PROBLEM DESCRIPTION:
Identify every line containing the word "Mean" and reproduce each one.

EXERCISE MATERIALS:
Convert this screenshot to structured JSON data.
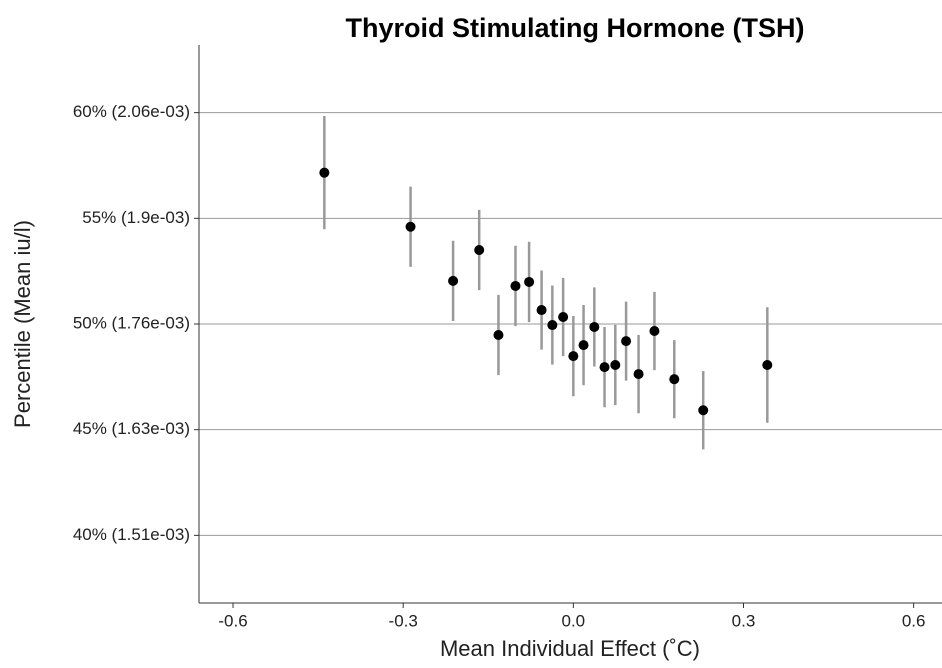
{
  "chart_data": {
    "type": "errorbar_scatter",
    "title": "Thyroid Stimulating Hormone (TSH)",
    "xlabel": "Mean Individual Effect (˚C)",
    "ylabel": "Percentile (Mean iu/l)",
    "xlim": [
      -0.66,
      0.65
    ],
    "ylim": [
      36.8,
      63.2
    ],
    "xticks": [
      -0.6,
      -0.3,
      {
        "value": 0,
        "label": "0.0"
      },
      0.3,
      0.6
    ],
    "yticks": [
      {
        "value": 40,
        "label": "40% (1.51e-03)"
      },
      {
        "value": 45,
        "label": "45% (1.63e-03)"
      },
      {
        "value": 50,
        "label": "50% (1.76e-03)"
      },
      {
        "value": 55,
        "label": "55% (1.9e-03)"
      },
      {
        "value": 60,
        "label": "60% (2.06e-03)"
      }
    ],
    "grid": true,
    "series": [
      {
        "color": "#000000",
        "error_color": "#999999",
        "x": [
          -0.439,
          -0.287,
          -0.212,
          -0.166,
          -0.132,
          -0.102,
          -0.078,
          -0.056,
          -0.037,
          -0.018,
          0.0,
          0.018,
          0.037,
          0.055,
          0.074,
          0.093,
          0.115,
          0.143,
          0.178,
          0.229,
          0.342
        ],
        "values": [
          57.16,
          54.6,
          52.04,
          53.5,
          49.48,
          51.8,
          51.99,
          50.66,
          49.95,
          50.33,
          48.48,
          49.0,
          49.86,
          47.96,
          48.06,
          49.19,
          47.63,
          49.67,
          47.39,
          45.92,
          48.06
        ],
        "errors": [
          2.68,
          1.9,
          1.9,
          1.9,
          1.9,
          1.9,
          1.9,
          1.87,
          1.87,
          1.85,
          1.9,
          1.9,
          1.87,
          1.9,
          1.9,
          1.87,
          1.85,
          1.85,
          1.85,
          1.85,
          2.73
        ]
      }
    ]
  }
}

ANSWER FOR THIS EXERCISE:
    "xlabel": "Mean Individual Effect (˚C)",
    "ylabel": "Percentile (Mean iu/l)",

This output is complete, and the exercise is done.